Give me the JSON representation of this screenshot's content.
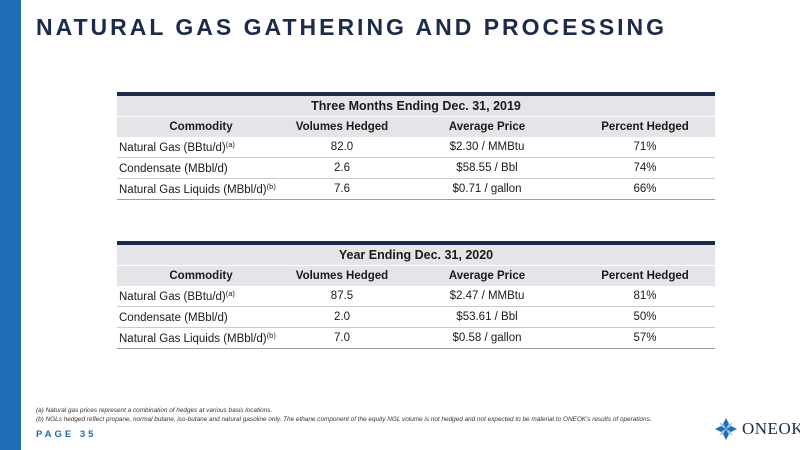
{
  "slide": {
    "title": "NATURAL GAS GATHERING AND PROCESSING",
    "page_label": "PAGE 35",
    "brand_name": "ONEOK",
    "accent_color": "#1f6db5",
    "title_color": "#1c2b4a"
  },
  "tables": [
    {
      "period": "Three Months Ending Dec. 31, 2019",
      "headers": [
        "Commodity",
        "Volumes Hedged",
        "Average Price",
        "Percent Hedged"
      ],
      "rows": [
        {
          "commodity": "Natural Gas (BBtu/d)",
          "note": "(a)",
          "volume": "82.0",
          "price": "$2.30 / MMBtu",
          "percent": "71%"
        },
        {
          "commodity": "Condensate (MBbl/d)",
          "note": "",
          "volume": "2.6",
          "price": "$58.55 / Bbl",
          "percent": "74%"
        },
        {
          "commodity": "Natural Gas Liquids (MBbl/d)",
          "note": "(b)",
          "volume": "7.6",
          "price": "$0.71 / gallon",
          "percent": "66%"
        }
      ]
    },
    {
      "period": "Year Ending Dec. 31, 2020",
      "headers": [
        "Commodity",
        "Volumes Hedged",
        "Average Price",
        "Percent Hedged"
      ],
      "rows": [
        {
          "commodity": "Natural Gas (BBtu/d)",
          "note": "(a)",
          "volume": "87.5",
          "price": "$2.47 / MMBtu",
          "percent": "81%"
        },
        {
          "commodity": "Condensate (MBbl/d)",
          "note": "",
          "volume": "2.0",
          "price": "$53.61 / Bbl",
          "percent": "50%"
        },
        {
          "commodity": "Natural Gas Liquids (MBbl/d)",
          "note": "(b)",
          "volume": "7.0",
          "price": "$0.58 / gallon",
          "percent": "57%"
        }
      ]
    }
  ],
  "footnotes": [
    "(a) Natural gas prices represent a combination of hedges at various basis locations.",
    "(b) NGLs hedged reflect propane, normal butane, iso-butane and natural gasoline only. The ethane component of the equity NGL volume is not hedged and not expected to be material to ONEOK's results of operations."
  ]
}
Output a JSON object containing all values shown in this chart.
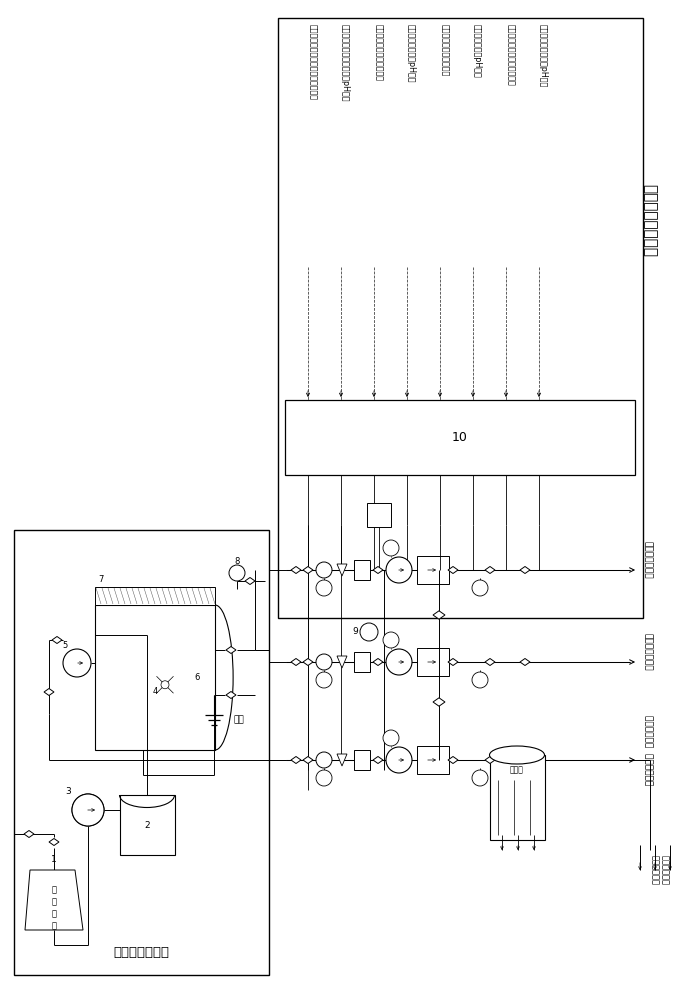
{
  "title": "加药自动控制系统",
  "left_box_title": "氨溶液制取系统",
  "control_box_label": "10",
  "bg": "#ffffff",
  "vertical_labels": [
    "凝结水精处理混床出水母管流量信号",
    "凝结水精处理混床出水母管pH信号",
    "除氧器下降管给水流量信号",
    "除氧器下降管给水pH信号",
    "闭冷水启动加药流量信号",
    "闭冷水启动加药pH信号",
    "低加疏水蒸汽侧疏水流量信号",
    "低加疏水蒸汽侧疏水pH信号"
  ],
  "right_labels": [
    "低加疏水蒸汽侧",
    "闭冷水启动加药",
    "凝结水精处理  混床出水母管"
  ],
  "ground_label": "地漏",
  "inlet_label": "进盐溶水",
  "deaerator_label": "除氧器",
  "inlet_water_label": "进盐溶水",
  "label_9": "9"
}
◆ ◆ ◆ ◆ ◆ ◆ ◆
- Task instructions -
Quote verbatim the final run of lines in the material above, from the line that contains "Output a JSON" through the very last line, excluding any pictures.

- Exercise response -
Output a JSON object containing all values shown in this chart.
{
  "title": "加药自动控制系统",
  "left_box_title": "氨溶液制取系统",
  "control_box_label": "10",
  "bg": "#ffffff",
  "vertical_labels": [
    "凝结水精处理混床出水母管流量信号",
    "凝结水精处理混床出水母管pH信号",
    "除氧器下降管给水流量信号",
    "除氧器下降管给水pH信号",
    "闭冷水启动加药流量信号",
    "闭冷水启动加药pH信号",
    "低加疏水蒸汽侧疏水流量信号",
    "低加疏水蒸汽侧疏水pH信号"
  ],
  "right_labels": [
    "低加疏水蒸汽侧",
    "闭冷水启动加药",
    "凝结水精处理  混床出水母管"
  ],
  "ground_label": "地漏",
  "inlet_label": "进盐溶水",
  "deaerator_label": "除氧器",
  "inlet_water_label": "进盐溶水",
  "label_9": "9"
}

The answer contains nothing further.